Go through the entries below and pick out every line with "category".

» **Data provided**:
◆ ◆ ◆ ◆

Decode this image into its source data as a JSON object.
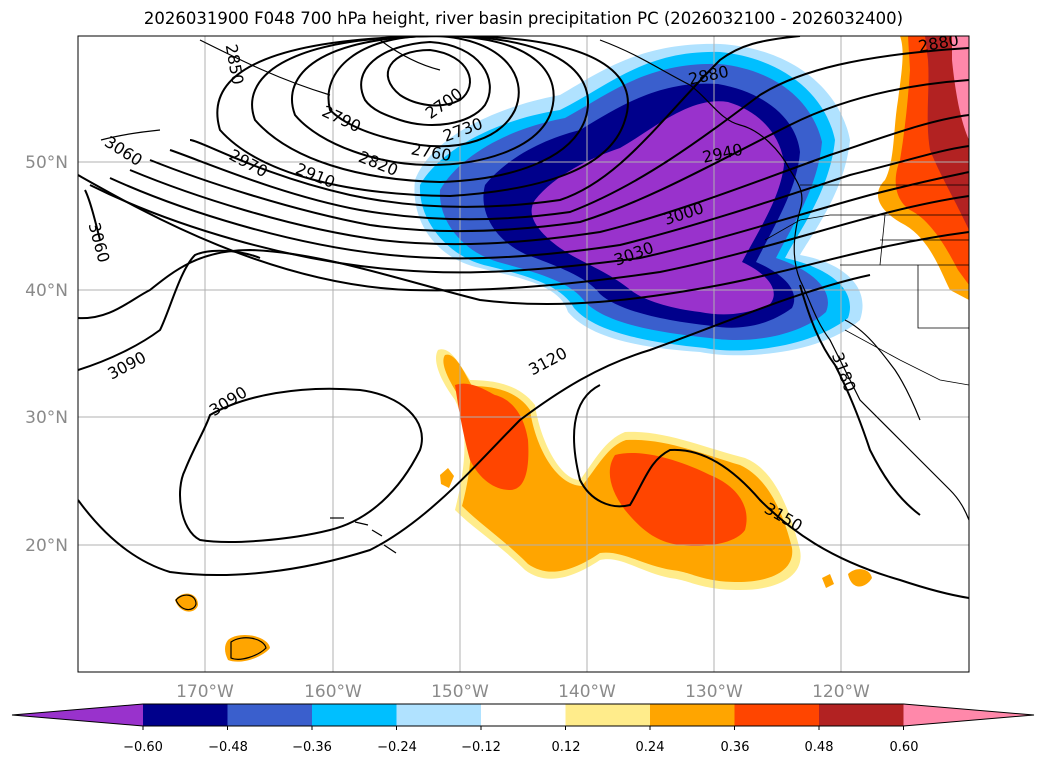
{
  "title": "2026031900 F048 700 hPa height, river basin precipitation PC (2026032100 - 2026032400)",
  "longitude_labels": [
    "170°W",
    "160°W",
    "150°W",
    "140°W",
    "130°W",
    "120°W"
  ],
  "latitude_labels": [
    "50°N",
    "40°N",
    "30°N",
    "20°N"
  ],
  "height_contour_labels": [
    "2700",
    "2730",
    "2760",
    "2790",
    "2820",
    "2850",
    "2880",
    "2880",
    "2910",
    "2940",
    "2970",
    "3000",
    "3030",
    "3060",
    "3060",
    "3090",
    "3090",
    "3120",
    "3150",
    "3180"
  ],
  "colorbar": {
    "tick_labels": [
      "−0.60",
      "−0.48",
      "−0.36",
      "−0.24",
      "−0.12",
      "0.12",
      "0.24",
      "0.36",
      "0.48",
      "0.60"
    ],
    "colors": [
      "#9932cc",
      "#00008b",
      "#3a5fcd",
      "#00bfff",
      "#b0e2ff",
      "#ffffff",
      "#ffec8b",
      "#ffa500",
      "#ff4500",
      "#b22222",
      "#ff88aa"
    ]
  },
  "colors": {
    "frame": "#000000",
    "gridline": "#b0b0b0",
    "axis_label": "#8a8a8a"
  }
}
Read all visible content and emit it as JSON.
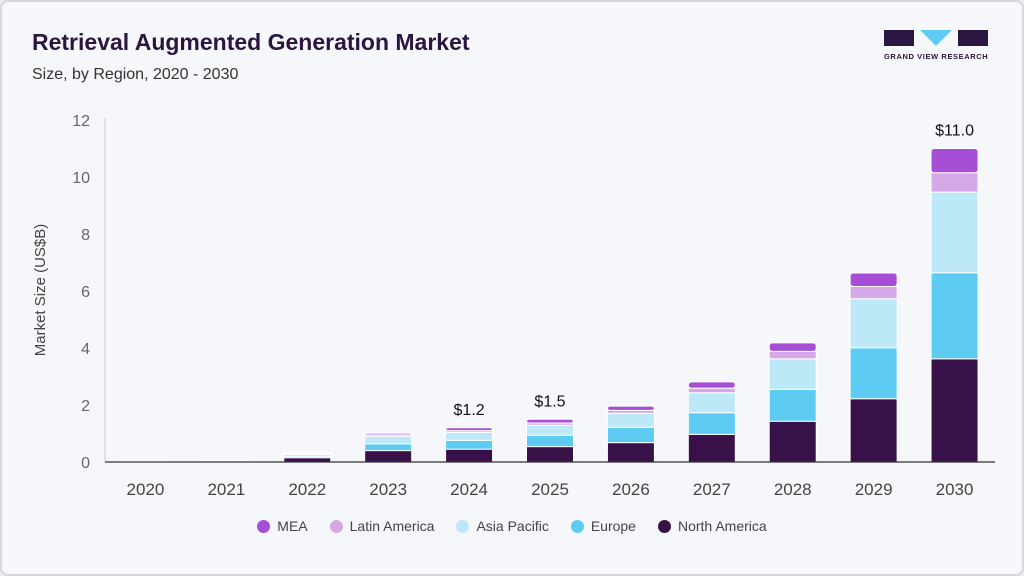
{
  "title": "Retrieval Augmented Generation Market",
  "subtitle": "Size, by Region, 2020 - 2030",
  "logo": {
    "text": "GRAND VIEW RESEARCH"
  },
  "chart_data": {
    "type": "bar",
    "stacked": true,
    "categories": [
      "2020",
      "2021",
      "2022",
      "2023",
      "2024",
      "2025",
      "2026",
      "2027",
      "2028",
      "2029",
      "2030"
    ],
    "ylabel": "Market Size (US$B)",
    "ylim": [
      0,
      12
    ],
    "yticks": [
      0,
      2,
      4,
      6,
      8,
      10,
      12
    ],
    "grid": false,
    "legend_position": "bottom",
    "series": [
      {
        "name": "North America",
        "color": "#371147",
        "values": [
          0.01,
          0.04,
          0.15,
          0.4,
          0.45,
          0.54,
          0.68,
          0.97,
          1.43,
          2.22,
          3.62
        ]
      },
      {
        "name": "Europe",
        "color": "#5ecbf3",
        "values": [
          0.005,
          0.01,
          0.05,
          0.24,
          0.31,
          0.4,
          0.54,
          0.76,
          1.12,
          1.79,
          3.02
        ]
      },
      {
        "name": "Asia Pacific",
        "color": "#bde8f8",
        "values": [
          0.005,
          0.01,
          0.07,
          0.26,
          0.28,
          0.35,
          0.49,
          0.7,
          1.07,
          1.72,
          2.83
        ]
      },
      {
        "name": "Latin America",
        "color": "#d5a8e8",
        "values": [
          0.0,
          0.005,
          0.02,
          0.05,
          0.06,
          0.08,
          0.1,
          0.16,
          0.26,
          0.43,
          0.68
        ]
      },
      {
        "name": "MEA",
        "color": "#a64fd6",
        "values": [
          0.0,
          0.005,
          0.02,
          0.06,
          0.1,
          0.13,
          0.15,
          0.22,
          0.3,
          0.47,
          0.85
        ]
      }
    ],
    "data_labels": [
      {
        "category": "2024",
        "text": "$1.2"
      },
      {
        "category": "2025",
        "text": "$1.5"
      },
      {
        "category": "2030",
        "text": "$11.0"
      }
    ],
    "legend_order": [
      "MEA",
      "Latin America",
      "Asia Pacific",
      "Europe",
      "North America"
    ]
  }
}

◆ ◆ ◆ ◆

» **Answer to the task**:
        "category": "2024",
        "category": "2025",
        "category": "2030",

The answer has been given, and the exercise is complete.